Raw records:
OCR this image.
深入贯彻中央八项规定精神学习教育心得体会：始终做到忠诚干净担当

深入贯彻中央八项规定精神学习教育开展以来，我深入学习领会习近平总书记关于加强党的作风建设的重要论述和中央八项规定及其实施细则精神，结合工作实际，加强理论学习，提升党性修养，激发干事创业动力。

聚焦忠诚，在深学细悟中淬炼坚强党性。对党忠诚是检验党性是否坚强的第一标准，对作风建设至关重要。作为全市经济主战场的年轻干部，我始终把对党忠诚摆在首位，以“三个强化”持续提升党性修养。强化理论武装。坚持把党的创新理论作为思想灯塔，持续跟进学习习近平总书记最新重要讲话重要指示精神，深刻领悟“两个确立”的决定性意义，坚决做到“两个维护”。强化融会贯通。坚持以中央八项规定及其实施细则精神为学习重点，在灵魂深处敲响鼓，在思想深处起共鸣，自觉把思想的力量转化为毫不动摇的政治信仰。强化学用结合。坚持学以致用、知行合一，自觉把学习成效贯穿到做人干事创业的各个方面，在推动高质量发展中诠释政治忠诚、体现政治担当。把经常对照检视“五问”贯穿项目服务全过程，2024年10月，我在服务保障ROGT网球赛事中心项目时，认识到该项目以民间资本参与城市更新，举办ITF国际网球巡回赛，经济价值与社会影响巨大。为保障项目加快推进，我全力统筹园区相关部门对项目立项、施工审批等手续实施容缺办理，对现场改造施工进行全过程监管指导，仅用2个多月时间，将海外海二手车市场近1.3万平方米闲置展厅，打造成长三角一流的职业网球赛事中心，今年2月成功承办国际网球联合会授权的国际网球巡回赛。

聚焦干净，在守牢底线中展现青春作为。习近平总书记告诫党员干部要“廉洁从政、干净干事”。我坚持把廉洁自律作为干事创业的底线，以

--

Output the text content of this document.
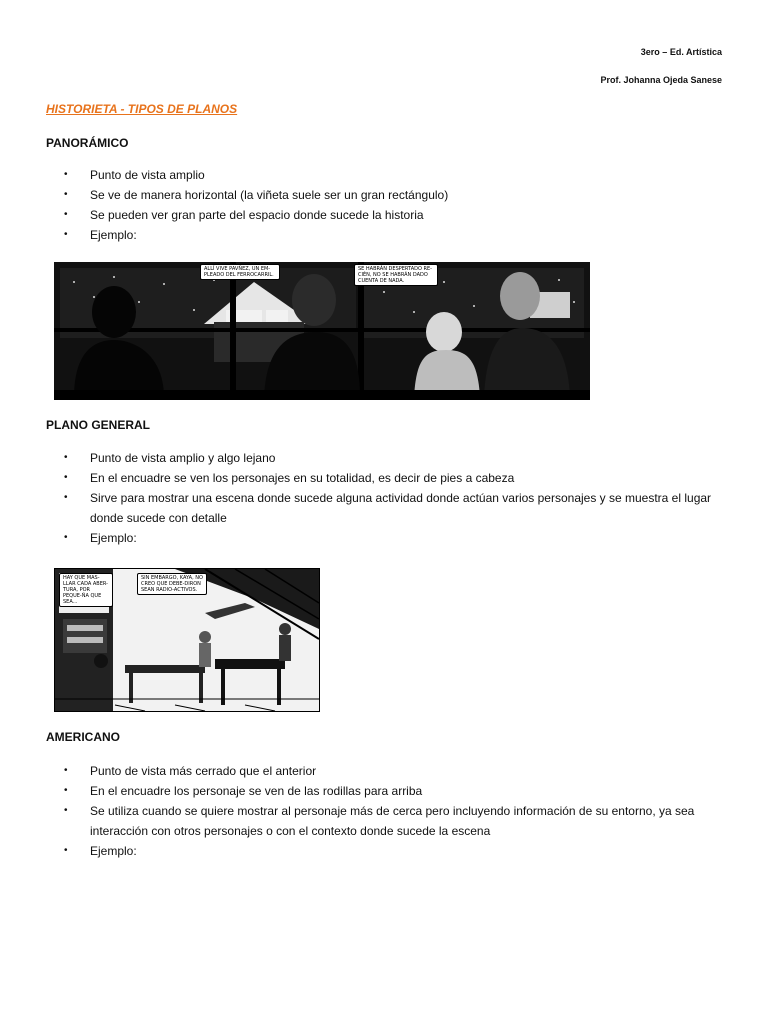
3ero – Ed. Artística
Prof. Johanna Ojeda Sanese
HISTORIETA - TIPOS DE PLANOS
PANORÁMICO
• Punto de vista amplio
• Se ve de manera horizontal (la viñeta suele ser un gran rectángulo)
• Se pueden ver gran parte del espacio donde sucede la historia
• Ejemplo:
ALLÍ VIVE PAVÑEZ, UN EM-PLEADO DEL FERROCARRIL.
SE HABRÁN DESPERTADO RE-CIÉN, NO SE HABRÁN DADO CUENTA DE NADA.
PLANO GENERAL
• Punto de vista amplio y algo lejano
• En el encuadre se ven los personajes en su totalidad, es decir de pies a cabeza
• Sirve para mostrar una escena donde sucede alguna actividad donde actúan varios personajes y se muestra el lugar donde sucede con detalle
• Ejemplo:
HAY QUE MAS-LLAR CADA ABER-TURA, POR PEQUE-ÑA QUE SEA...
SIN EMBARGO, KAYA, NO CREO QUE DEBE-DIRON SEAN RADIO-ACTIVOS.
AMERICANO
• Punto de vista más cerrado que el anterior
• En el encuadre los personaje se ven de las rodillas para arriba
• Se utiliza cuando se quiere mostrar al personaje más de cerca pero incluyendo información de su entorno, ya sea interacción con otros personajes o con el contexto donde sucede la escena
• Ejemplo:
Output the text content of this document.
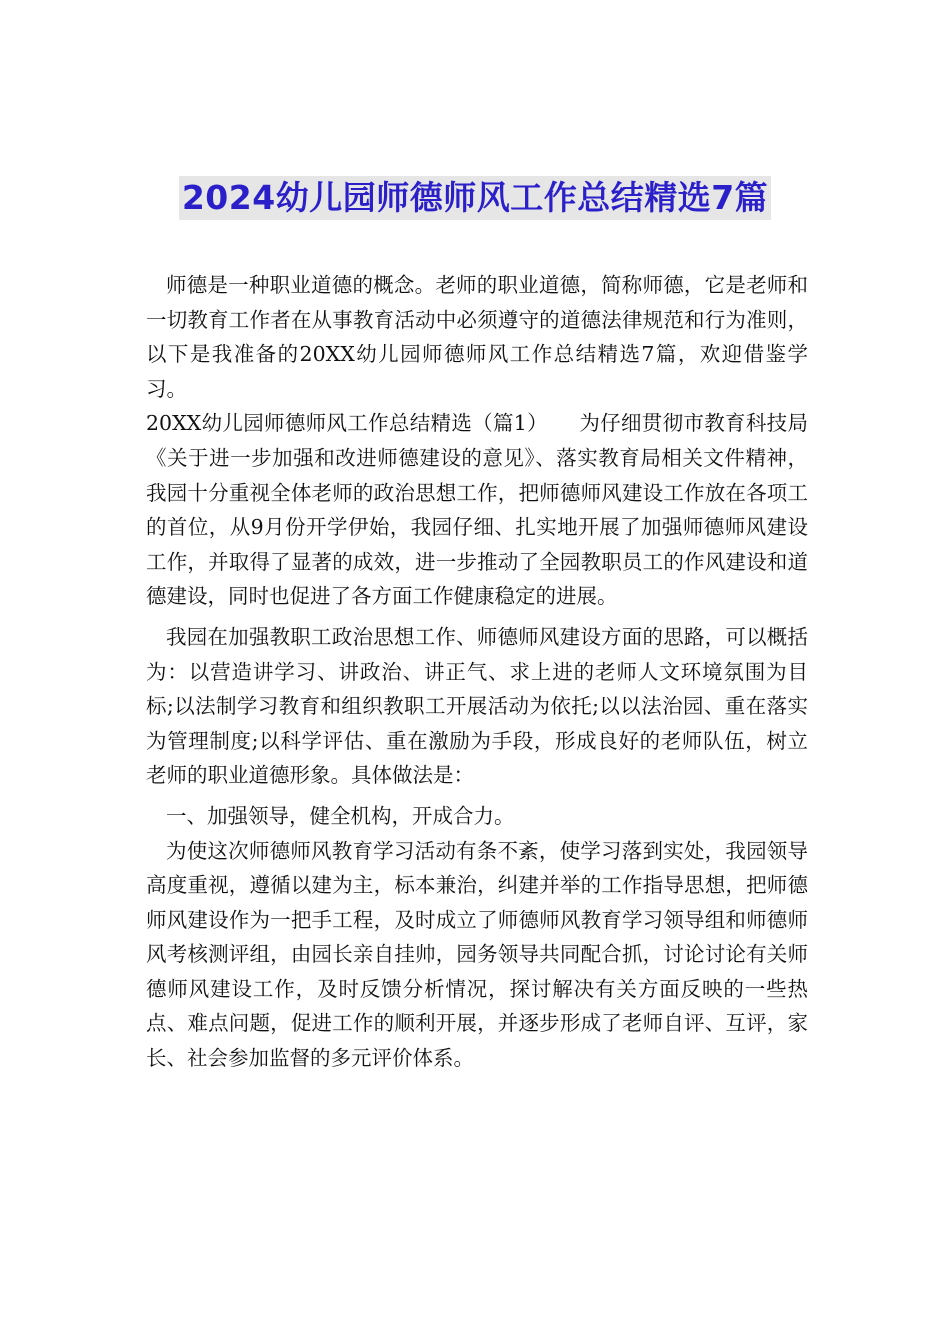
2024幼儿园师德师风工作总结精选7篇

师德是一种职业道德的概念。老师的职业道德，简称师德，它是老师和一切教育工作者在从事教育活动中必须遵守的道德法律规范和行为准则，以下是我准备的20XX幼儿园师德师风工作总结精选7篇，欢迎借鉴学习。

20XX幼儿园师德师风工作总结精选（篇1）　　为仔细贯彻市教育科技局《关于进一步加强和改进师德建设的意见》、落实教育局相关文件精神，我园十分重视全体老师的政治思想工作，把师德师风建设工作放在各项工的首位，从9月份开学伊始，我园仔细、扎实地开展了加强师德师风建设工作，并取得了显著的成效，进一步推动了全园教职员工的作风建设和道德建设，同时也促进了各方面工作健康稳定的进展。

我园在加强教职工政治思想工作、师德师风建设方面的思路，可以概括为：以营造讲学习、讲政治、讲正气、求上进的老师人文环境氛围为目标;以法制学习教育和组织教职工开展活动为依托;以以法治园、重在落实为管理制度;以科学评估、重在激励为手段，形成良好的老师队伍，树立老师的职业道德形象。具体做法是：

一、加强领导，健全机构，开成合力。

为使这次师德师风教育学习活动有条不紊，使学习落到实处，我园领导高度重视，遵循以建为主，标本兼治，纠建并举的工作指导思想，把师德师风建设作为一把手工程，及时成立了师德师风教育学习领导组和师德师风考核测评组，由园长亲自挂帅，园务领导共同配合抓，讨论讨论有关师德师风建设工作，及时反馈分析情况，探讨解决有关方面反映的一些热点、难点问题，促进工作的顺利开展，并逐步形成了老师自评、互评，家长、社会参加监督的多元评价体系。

*Problem statement:* Pick out each line containing the string "encuadre" and copy it.

*The response:*
• En el encuadre se ven los personajes en su totalidad, es decir de pies a cabeza
• En el encuadre los personaje se ven de las rodillas para arriba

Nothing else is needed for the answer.